Exercise.
Give back the full listing verbatim, apart from its images.

Extracted material.
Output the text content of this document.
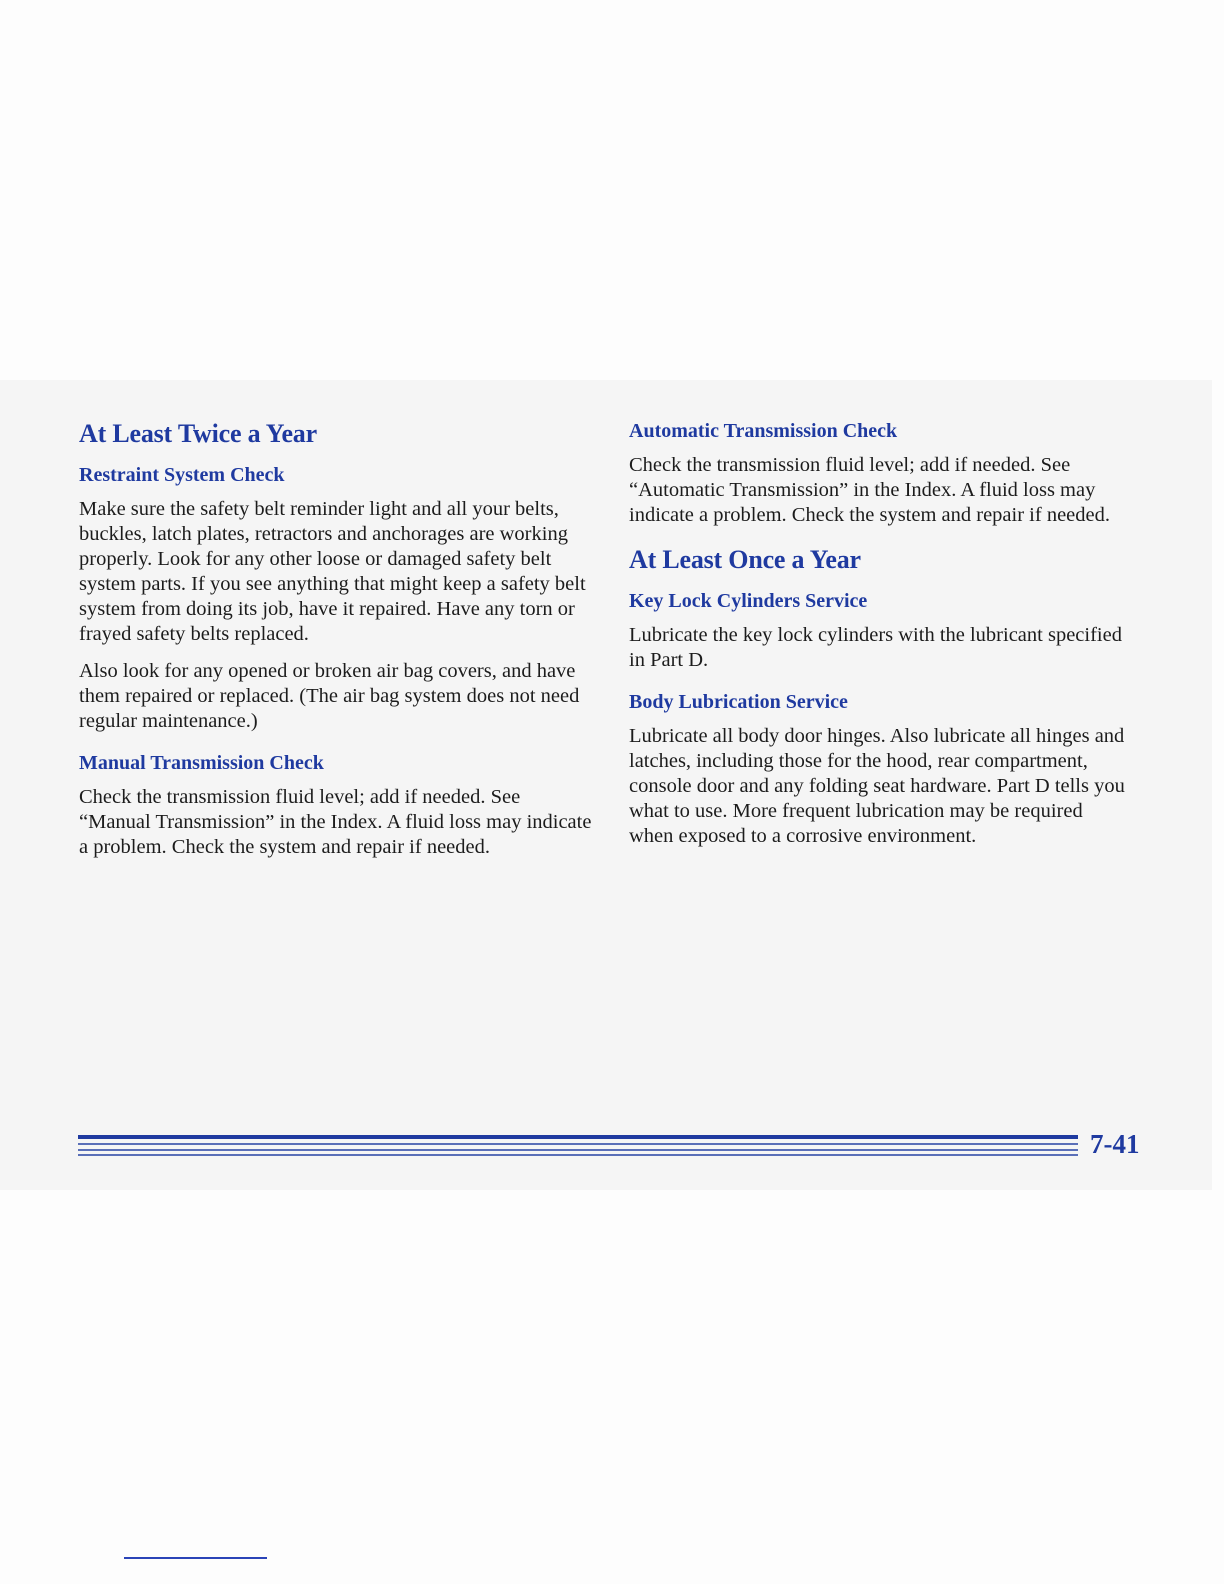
At Least Twice a Year
Restraint System Check

Make sure the safety belt reminder light and all your belts, buckles, latch plates, retractors and anchorages are working properly. Look for any other loose or damaged safety belt system parts. If you see anything that might keep a safety belt system from doing its job, have it repaired. Have any torn or frayed safety belts replaced.

Also look for any opened or broken air bag covers, and have them repaired or replaced. (The air bag system does not need regular maintenance.)

Manual Transmission Check

Check the transmission fluid level; add if needed. See “Manual Transmission” in the Index. A fluid loss may indicate a problem. Check the system and repair if needed.

Automatic Transmission Check

Check the transmission fluid level; add if needed. See “Automatic Transmission” in the Index. A fluid loss may indicate a problem. Check the system and repair if needed.

At Least Once a Year
Key Lock Cylinders Service

Lubricate the key lock cylinders with the lubricant specified in Part D.

Body Lubrication Service

Lubricate all body door hinges. Also lubricate all hinges and latches, including those for the hood, rear compartment, console door and any folding seat hardware. Part D tells you what to use. More frequent lubrication may be required when exposed to a corrosive environment.

7-41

Solution for this task.
Output the text content of this document.
At Least Twice a Year
Restraint System Check

Make sure the safety belt reminder light and all your belts, buckles, latch plates, retractors and anchorages are working properly. Look for any other loose or damaged safety belt system parts. If you see anything that might keep a safety belt system from doing its job, have it repaired. Have any torn or frayed safety belts replaced.

Also look for any opened or broken air bag covers, and have them repaired or replaced. (The air bag system does not need regular maintenance.)

Manual Transmission Check

Check the transmission fluid level; add if needed. See “Manual Transmission” in the Index. A fluid loss may indicate a problem. Check the system and repair if needed.

Automatic Transmission Check

Check the transmission fluid level; add if needed. See “Automatic Transmission” in the Index. A fluid loss may indicate a problem. Check the system and repair if needed.

At Least Once a Year
Key Lock Cylinders Service

Lubricate the key lock cylinders with the lubricant specified in Part D.

Body Lubrication Service

Lubricate all body door hinges. Also lubricate all hinges and latches, including those for the hood, rear compartment, console door and any folding seat hardware. Part D tells you what to use. More frequent lubrication may be required when exposed to a corrosive environment.

7-41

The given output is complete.